» **Aim**
Find and copy lines holding "color".

» **Extracted data**
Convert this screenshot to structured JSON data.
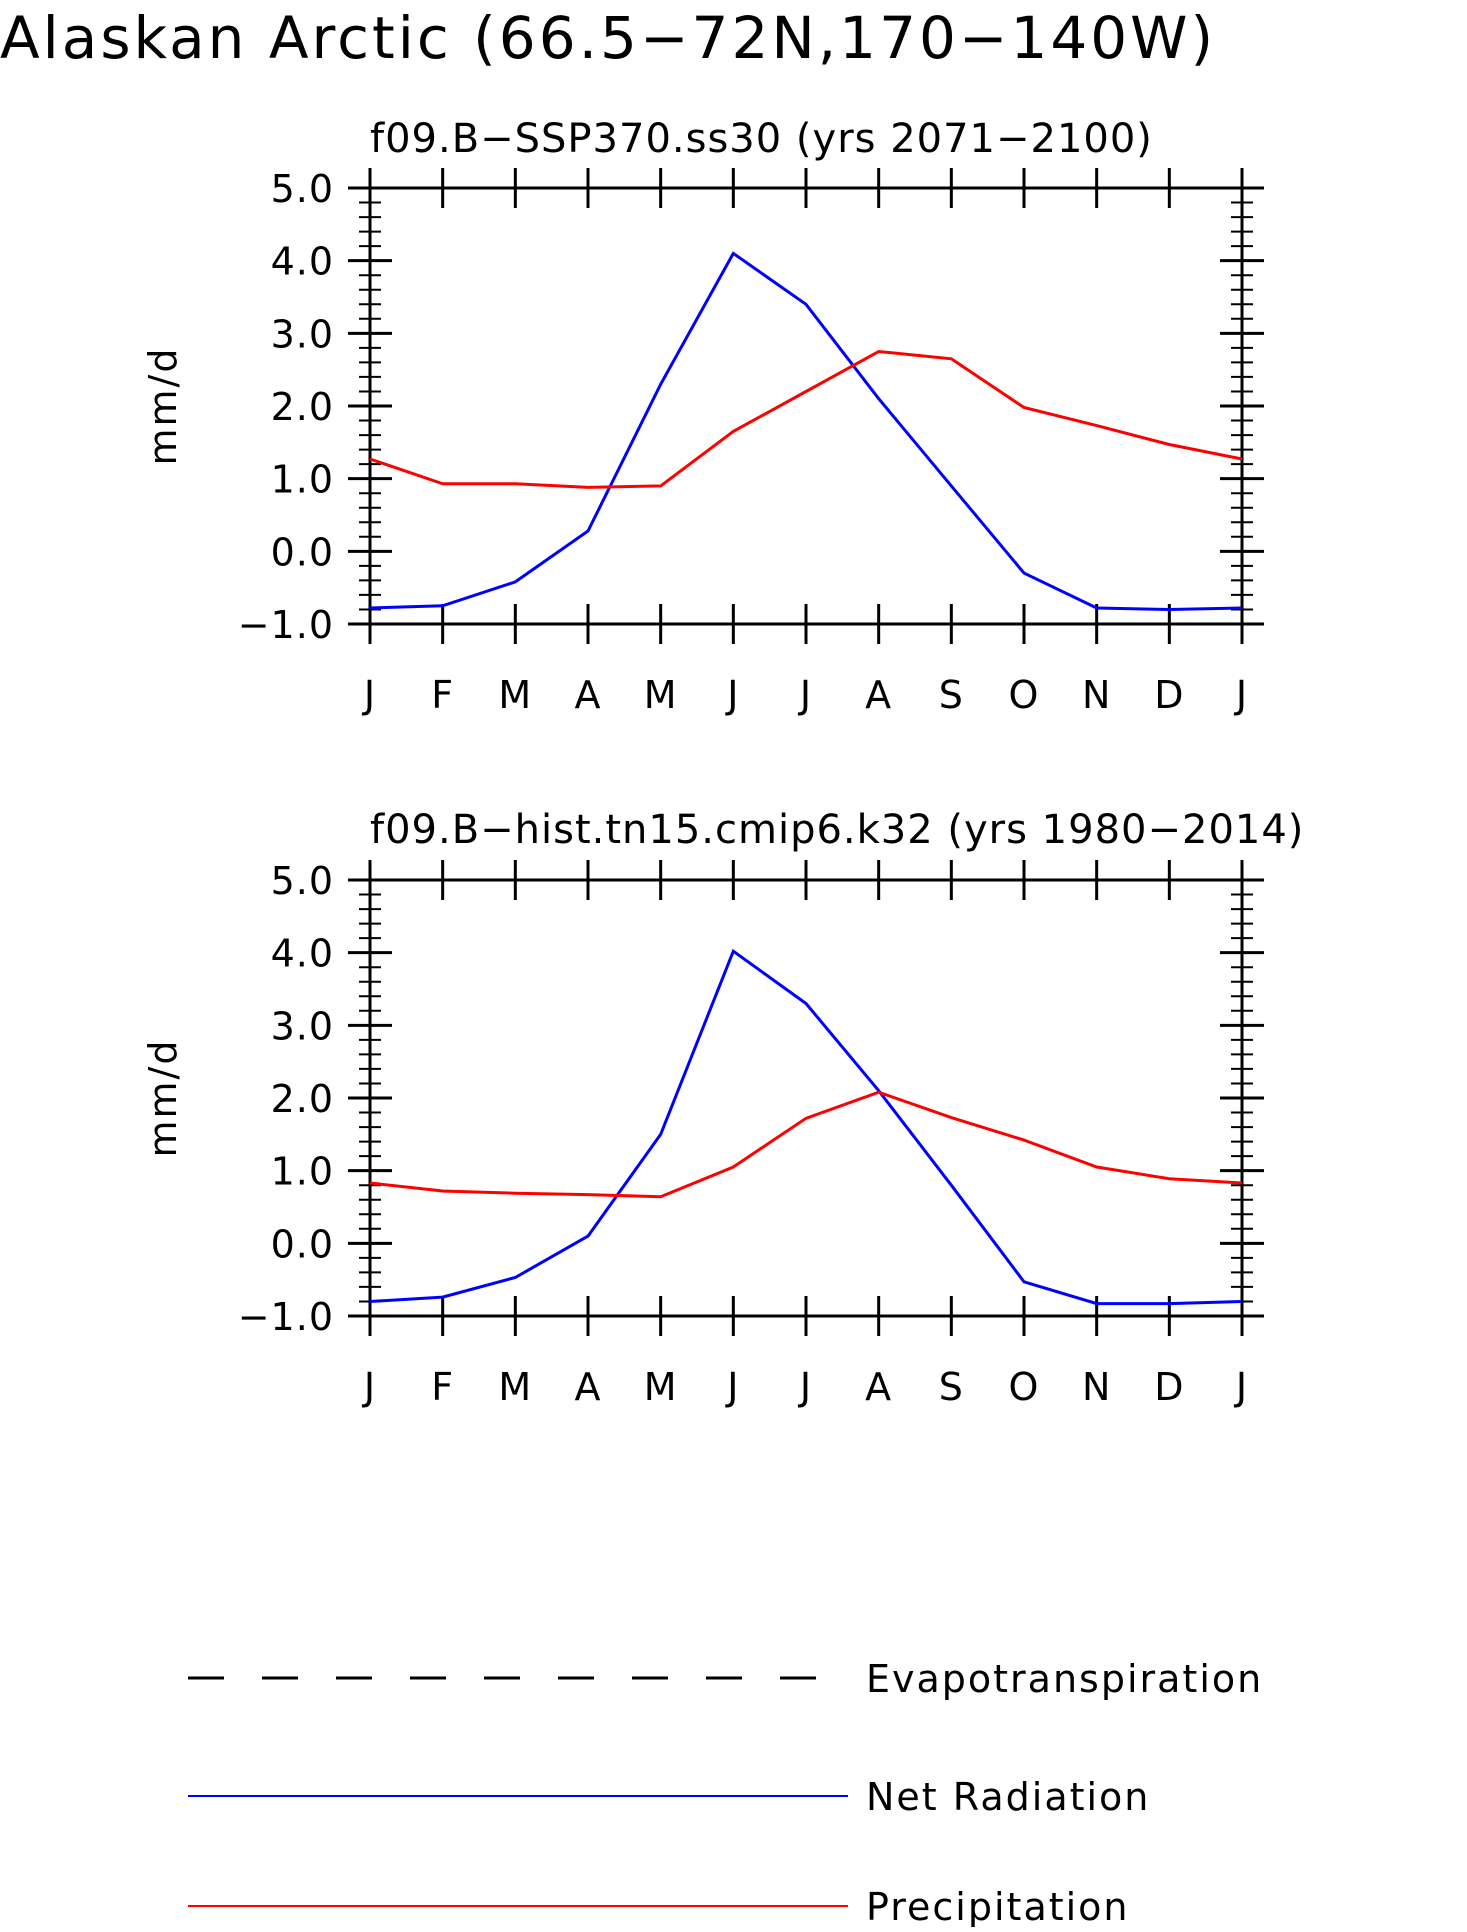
{
  "page": {
    "title": "Alaskan Arctic (66.5−72N,170−140W)"
  },
  "legend": [
    {
      "label": "Evapotranspiration",
      "color": "#000000",
      "style": "dashed"
    },
    {
      "label": "Net Radiation",
      "color": "#0000ff",
      "style": "solid"
    },
    {
      "label": "Precipitation",
      "color": "#ff0000",
      "style": "solid"
    }
  ],
  "chart_data": [
    {
      "type": "line",
      "title": "f09.B−SSP370.ss30 (yrs 2071−2100)",
      "xlabel": "",
      "ylabel": "mm/d",
      "categories": [
        "J",
        "F",
        "M",
        "A",
        "M",
        "J",
        "J",
        "A",
        "S",
        "O",
        "N",
        "D",
        "J"
      ],
      "ylim": [
        -1.0,
        5.0
      ],
      "yticks": [
        "5.0",
        "4.0",
        "3.0",
        "2.0",
        "1.0",
        "0.0",
        "−1.0"
      ],
      "series": [
        {
          "name": "Net Radiation",
          "color": "#0000ff",
          "values": [
            -0.78,
            -0.75,
            -0.42,
            0.28,
            2.3,
            4.1,
            3.4,
            2.1,
            0.9,
            -0.3,
            -0.78,
            -0.8,
            -0.78
          ]
        },
        {
          "name": "Precipitation",
          "color": "#ff0000",
          "values": [
            1.27,
            0.93,
            0.93,
            0.88,
            0.9,
            1.65,
            2.2,
            2.75,
            2.65,
            1.98,
            1.73,
            1.47,
            1.27
          ]
        }
      ]
    },
    {
      "type": "line",
      "title": "f09.B−hist.tn15.cmip6.k32 (yrs 1980−2014)",
      "xlabel": "",
      "ylabel": "mm/d",
      "categories": [
        "J",
        "F",
        "M",
        "A",
        "M",
        "J",
        "J",
        "A",
        "S",
        "O",
        "N",
        "D",
        "J"
      ],
      "ylim": [
        -1.0,
        5.0
      ],
      "yticks": [
        "5.0",
        "4.0",
        "3.0",
        "2.0",
        "1.0",
        "0.0",
        "−1.0"
      ],
      "series": [
        {
          "name": "Net Radiation",
          "color": "#0000ff",
          "values": [
            -0.8,
            -0.74,
            -0.47,
            0.1,
            1.5,
            4.02,
            3.3,
            2.1,
            0.8,
            -0.53,
            -0.83,
            -0.83,
            -0.8
          ]
        },
        {
          "name": "Precipitation",
          "color": "#ff0000",
          "values": [
            0.83,
            0.72,
            0.69,
            0.67,
            0.64,
            1.05,
            1.72,
            2.08,
            1.73,
            1.42,
            1.05,
            0.89,
            0.83
          ]
        }
      ]
    }
  ]
}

» **Solution to the exercise**
      "color": "#000000",
      "color": "#0000ff",
      "color": "#ff0000",
          "color": "#0000ff",
          "color": "#ff0000",
          "color": "#0000ff",
          "color": "#ff0000",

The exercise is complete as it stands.